* start *

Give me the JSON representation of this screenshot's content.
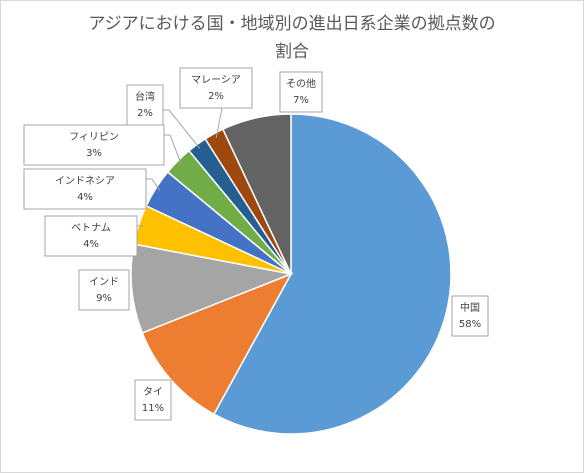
{
  "chart_data": {
    "type": "pie",
    "title_line1": "アジアにおける国・地域別の進出日系企業の拠点数の",
    "title_line2": "割合",
    "slices": [
      {
        "label": "中国",
        "value": 58,
        "pct": "58%",
        "color": "#5b9bd5"
      },
      {
        "label": "タイ",
        "value": 11,
        "pct": "11%",
        "color": "#ed7d31"
      },
      {
        "label": "インド",
        "value": 9,
        "pct": "9%",
        "color": "#a5a5a5"
      },
      {
        "label": "ベトナム",
        "value": 4,
        "pct": "4%",
        "color": "#ffc000"
      },
      {
        "label": "インドネシア",
        "value": 4,
        "pct": "4%",
        "color": "#4472c4"
      },
      {
        "label": "フィリピン",
        "value": 3,
        "pct": "3%",
        "color": "#70ad47"
      },
      {
        "label": "台湾",
        "value": 2,
        "pct": "2%",
        "color": "#255e91"
      },
      {
        "label": "マレーシア",
        "value": 2,
        "pct": "2%",
        "color": "#9e480e"
      },
      {
        "label": "その他",
        "value": 7,
        "pct": "7%",
        "color": "#636363"
      }
    ]
  }
}
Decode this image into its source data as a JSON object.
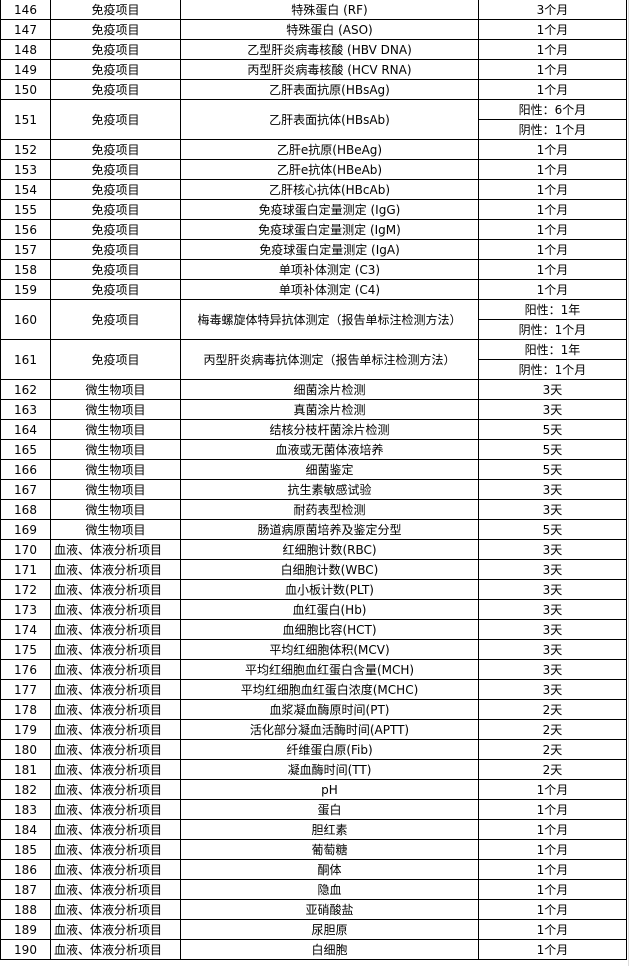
{
  "rows": [
    {
      "no": "146",
      "category": "免疫项目",
      "item": "特殊蛋白 (RF)",
      "period": [
        "3个月"
      ]
    },
    {
      "no": "147",
      "category": "免疫项目",
      "item": "特殊蛋白 (ASO)",
      "period": [
        "1个月"
      ]
    },
    {
      "no": "148",
      "category": "免疫项目",
      "item": "乙型肝炎病毒核酸 (HBV DNA)",
      "period": [
        "1个月"
      ]
    },
    {
      "no": "149",
      "category": "免疫项目",
      "item": "丙型肝炎病毒核酸 (HCV RNA)",
      "period": [
        "1个月"
      ]
    },
    {
      "no": "150",
      "category": "免疫项目",
      "item": "乙肝表面抗原(HBsAg)",
      "period": [
        "1个月"
      ]
    },
    {
      "no": "151",
      "category": "免疫项目",
      "item": "乙肝表面抗体(HBsAb)",
      "period": [
        "阳性：6个月",
        "阴性：1个月"
      ]
    },
    {
      "no": "152",
      "category": "免疫项目",
      "item": "乙肝e抗原(HBeAg)",
      "period": [
        "1个月"
      ]
    },
    {
      "no": "153",
      "category": "免疫项目",
      "item": "乙肝e抗体(HBeAb)",
      "period": [
        "1个月"
      ]
    },
    {
      "no": "154",
      "category": "免疫项目",
      "item": "乙肝核心抗体(HBcAb)",
      "period": [
        "1个月"
      ]
    },
    {
      "no": "155",
      "category": "免疫项目",
      "item": "免疫球蛋白定量测定 (IgG)",
      "period": [
        "1个月"
      ]
    },
    {
      "no": "156",
      "category": "免疫项目",
      "item": "免疫球蛋白定量测定 (IgM)",
      "period": [
        "1个月"
      ]
    },
    {
      "no": "157",
      "category": "免疫项目",
      "item": "免疫球蛋白定量测定 (IgA)",
      "period": [
        "1个月"
      ]
    },
    {
      "no": "158",
      "category": "免疫项目",
      "item": "单项补体测定 (C3)",
      "period": [
        "1个月"
      ]
    },
    {
      "no": "159",
      "category": "免疫项目",
      "item": "单项补体测定 (C4)",
      "period": [
        "1个月"
      ]
    },
    {
      "no": "160",
      "category": "免疫项目",
      "item": "梅毒螺旋体特异抗体测定（报告单标注检测方法）",
      "period": [
        "阳性：1年",
        "阴性：1个月"
      ]
    },
    {
      "no": "161",
      "category": "免疫项目",
      "item": "丙型肝炎病毒抗体测定（报告单标注检测方法）",
      "period": [
        "阳性：1年",
        "阴性：1个月"
      ]
    },
    {
      "no": "162",
      "category": "微生物项目",
      "item": "细菌涂片检测",
      "period": [
        "3天"
      ]
    },
    {
      "no": "163",
      "category": "微生物项目",
      "item": "真菌涂片检测",
      "period": [
        "3天"
      ]
    },
    {
      "no": "164",
      "category": "微生物项目",
      "item": "结核分枝杆菌涂片检测",
      "period": [
        "5天"
      ]
    },
    {
      "no": "165",
      "category": "微生物项目",
      "item": "血液或无菌体液培养",
      "period": [
        "5天"
      ]
    },
    {
      "no": "166",
      "category": "微生物项目",
      "item": "细菌鉴定",
      "period": [
        "5天"
      ]
    },
    {
      "no": "167",
      "category": "微生物项目",
      "item": "抗生素敏感试验",
      "period": [
        "3天"
      ]
    },
    {
      "no": "168",
      "category": "微生物项目",
      "item": "耐药表型检测",
      "period": [
        "3天"
      ]
    },
    {
      "no": "169",
      "category": "微生物项目",
      "item": "肠道病原菌培养及鉴定分型",
      "period": [
        "5天"
      ]
    },
    {
      "no": "170",
      "category": "血液、体液分析项目",
      "item": "红细胞计数(RBC)",
      "period": [
        "3天"
      ]
    },
    {
      "no": "171",
      "category": "血液、体液分析项目",
      "item": "白细胞计数(WBC)",
      "period": [
        "3天"
      ]
    },
    {
      "no": "172",
      "category": "血液、体液分析项目",
      "item": "血小板计数(PLT)",
      "period": [
        "3天"
      ]
    },
    {
      "no": "173",
      "category": "血液、体液分析项目",
      "item": "血红蛋白(Hb)",
      "period": [
        "3天"
      ]
    },
    {
      "no": "174",
      "category": "血液、体液分析项目",
      "item": "血细胞比容(HCT)",
      "period": [
        "3天"
      ]
    },
    {
      "no": "175",
      "category": "血液、体液分析项目",
      "item": "平均红细胞体积(MCV)",
      "period": [
        "3天"
      ]
    },
    {
      "no": "176",
      "category": "血液、体液分析项目",
      "item": "平均红细胞血红蛋白含量(MCH)",
      "period": [
        "3天"
      ]
    },
    {
      "no": "177",
      "category": "血液、体液分析项目",
      "item": "平均红细胞血红蛋白浓度(MCHC)",
      "period": [
        "3天"
      ]
    },
    {
      "no": "178",
      "category": "血液、体液分析项目",
      "item": "血浆凝血酶原时间(PT)",
      "period": [
        "2天"
      ]
    },
    {
      "no": "179",
      "category": "血液、体液分析项目",
      "item": "活化部分凝血活酶时间(APTT)",
      "period": [
        "2天"
      ]
    },
    {
      "no": "180",
      "category": "血液、体液分析项目",
      "item": "纤维蛋白原(Fib)",
      "period": [
        "2天"
      ]
    },
    {
      "no": "181",
      "category": "血液、体液分析项目",
      "item": "凝血酶时间(TT)",
      "period": [
        "2天"
      ]
    },
    {
      "no": "182",
      "category": "血液、体液分析项目",
      "item": "pH",
      "period": [
        "1个月"
      ]
    },
    {
      "no": "183",
      "category": "血液、体液分析项目",
      "item": "蛋白",
      "period": [
        "1个月"
      ]
    },
    {
      "no": "184",
      "category": "血液、体液分析项目",
      "item": "胆红素",
      "period": [
        "1个月"
      ]
    },
    {
      "no": "185",
      "category": "血液、体液分析项目",
      "item": "葡萄糖",
      "period": [
        "1个月"
      ]
    },
    {
      "no": "186",
      "category": "血液、体液分析项目",
      "item": "酮体",
      "period": [
        "1个月"
      ]
    },
    {
      "no": "187",
      "category": "血液、体液分析项目",
      "item": "隐血",
      "period": [
        "1个月"
      ]
    },
    {
      "no": "188",
      "category": "血液、体液分析项目",
      "item": "亚硝酸盐",
      "period": [
        "1个月"
      ]
    },
    {
      "no": "189",
      "category": "血液、体液分析项目",
      "item": "尿胆原",
      "period": [
        "1个月"
      ]
    },
    {
      "no": "190",
      "category": "血液、体液分析项目",
      "item": "白细胞",
      "period": [
        "1个月"
      ]
    }
  ]
}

* end *

» JOB
Report the number of lines in the entries above that include the string "color". Give nothing but the number.

» SOLUTION TO THE EXERCISE
9